Collected data
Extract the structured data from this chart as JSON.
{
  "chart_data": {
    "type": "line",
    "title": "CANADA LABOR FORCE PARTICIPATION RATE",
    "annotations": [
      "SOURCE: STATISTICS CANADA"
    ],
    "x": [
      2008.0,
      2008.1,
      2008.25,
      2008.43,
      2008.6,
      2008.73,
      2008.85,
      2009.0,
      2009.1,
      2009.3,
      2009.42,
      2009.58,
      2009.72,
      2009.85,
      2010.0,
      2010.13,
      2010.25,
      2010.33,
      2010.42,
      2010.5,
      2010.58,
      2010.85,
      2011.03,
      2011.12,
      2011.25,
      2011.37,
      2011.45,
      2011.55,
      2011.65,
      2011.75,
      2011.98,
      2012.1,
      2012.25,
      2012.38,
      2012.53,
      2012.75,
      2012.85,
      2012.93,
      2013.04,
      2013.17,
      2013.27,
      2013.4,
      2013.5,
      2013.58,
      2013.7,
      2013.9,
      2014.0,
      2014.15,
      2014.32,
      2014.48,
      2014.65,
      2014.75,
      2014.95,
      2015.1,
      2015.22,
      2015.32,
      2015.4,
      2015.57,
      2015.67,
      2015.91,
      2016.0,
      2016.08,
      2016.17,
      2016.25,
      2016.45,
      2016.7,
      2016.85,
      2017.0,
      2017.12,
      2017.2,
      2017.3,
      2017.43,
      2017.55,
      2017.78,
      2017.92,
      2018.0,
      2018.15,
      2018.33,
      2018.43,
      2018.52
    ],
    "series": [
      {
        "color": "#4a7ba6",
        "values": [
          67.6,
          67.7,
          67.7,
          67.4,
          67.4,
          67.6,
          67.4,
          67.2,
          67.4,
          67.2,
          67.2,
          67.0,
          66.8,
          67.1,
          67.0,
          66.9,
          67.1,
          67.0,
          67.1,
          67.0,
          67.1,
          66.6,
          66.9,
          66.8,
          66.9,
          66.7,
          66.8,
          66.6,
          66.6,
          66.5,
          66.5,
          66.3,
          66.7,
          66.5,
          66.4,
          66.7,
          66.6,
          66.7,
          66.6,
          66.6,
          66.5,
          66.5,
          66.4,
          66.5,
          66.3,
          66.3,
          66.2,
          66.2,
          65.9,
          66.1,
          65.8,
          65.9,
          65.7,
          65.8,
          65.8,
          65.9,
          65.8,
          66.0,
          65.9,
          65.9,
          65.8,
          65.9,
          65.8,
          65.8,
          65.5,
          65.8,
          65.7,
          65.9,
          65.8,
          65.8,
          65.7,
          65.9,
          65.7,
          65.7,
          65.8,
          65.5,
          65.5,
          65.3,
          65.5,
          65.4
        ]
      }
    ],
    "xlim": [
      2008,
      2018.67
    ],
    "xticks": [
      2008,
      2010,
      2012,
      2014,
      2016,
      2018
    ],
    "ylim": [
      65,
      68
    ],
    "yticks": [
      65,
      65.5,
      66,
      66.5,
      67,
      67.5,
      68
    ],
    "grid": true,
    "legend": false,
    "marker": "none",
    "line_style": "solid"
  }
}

• Work required
Each line must be given again exactly as written above.

• Full answer
Extract the structured data from this chart as JSON.
{
  "chart_data": {
    "type": "line",
    "title": "CANADA LABOR FORCE PARTICIPATION RATE",
    "annotations": [
      "SOURCE: STATISTICS CANADA"
    ],
    "x": [
      2008.0,
      2008.1,
      2008.25,
      2008.43,
      2008.6,
      2008.73,
      2008.85,
      2009.0,
      2009.1,
      2009.3,
      2009.42,
      2009.58,
      2009.72,
      2009.85,
      2010.0,
      2010.13,
      2010.25,
      2010.33,
      2010.42,
      2010.5,
      2010.58,
      2010.85,
      2011.03,
      2011.12,
      2011.25,
      2011.37,
      2011.45,
      2011.55,
      2011.65,
      2011.75,
      2011.98,
      2012.1,
      2012.25,
      2012.38,
      2012.53,
      2012.75,
      2012.85,
      2012.93,
      2013.04,
      2013.17,
      2013.27,
      2013.4,
      2013.5,
      2013.58,
      2013.7,
      2013.9,
      2014.0,
      2014.15,
      2014.32,
      2014.48,
      2014.65,
      2014.75,
      2014.95,
      2015.1,
      2015.22,
      2015.32,
      2015.4,
      2015.57,
      2015.67,
      2015.91,
      2016.0,
      2016.08,
      2016.17,
      2016.25,
      2016.45,
      2016.7,
      2016.85,
      2017.0,
      2017.12,
      2017.2,
      2017.3,
      2017.43,
      2017.55,
      2017.78,
      2017.92,
      2018.0,
      2018.15,
      2018.33,
      2018.43,
      2018.52
    ],
    "series": [
      {
        "color": "#4a7ba6",
        "values": [
          67.6,
          67.7,
          67.7,
          67.4,
          67.4,
          67.6,
          67.4,
          67.2,
          67.4,
          67.2,
          67.2,
          67.0,
          66.8,
          67.1,
          67.0,
          66.9,
          67.1,
          67.0,
          67.1,
          67.0,
          67.1,
          66.6,
          66.9,
          66.8,
          66.9,
          66.7,
          66.8,
          66.6,
          66.6,
          66.5,
          66.5,
          66.3,
          66.7,
          66.5,
          66.4,
          66.7,
          66.6,
          66.7,
          66.6,
          66.6,
          66.5,
          66.5,
          66.4,
          66.5,
          66.3,
          66.3,
          66.2,
          66.2,
          65.9,
          66.1,
          65.8,
          65.9,
          65.7,
          65.8,
          65.8,
          65.9,
          65.8,
          66.0,
          65.9,
          65.9,
          65.8,
          65.9,
          65.8,
          65.8,
          65.5,
          65.8,
          65.7,
          65.9,
          65.8,
          65.8,
          65.7,
          65.9,
          65.7,
          65.7,
          65.8,
          65.5,
          65.5,
          65.3,
          65.5,
          65.4
        ]
      }
    ],
    "xlim": [
      2008,
      2018.67
    ],
    "xticks": [
      2008,
      2010,
      2012,
      2014,
      2016,
      2018
    ],
    "ylim": [
      65,
      68
    ],
    "yticks": [
      65,
      65.5,
      66,
      66.5,
      67,
      67.5,
      68
    ],
    "grid": true,
    "legend": false,
    "marker": "none",
    "line_style": "solid"
  }
}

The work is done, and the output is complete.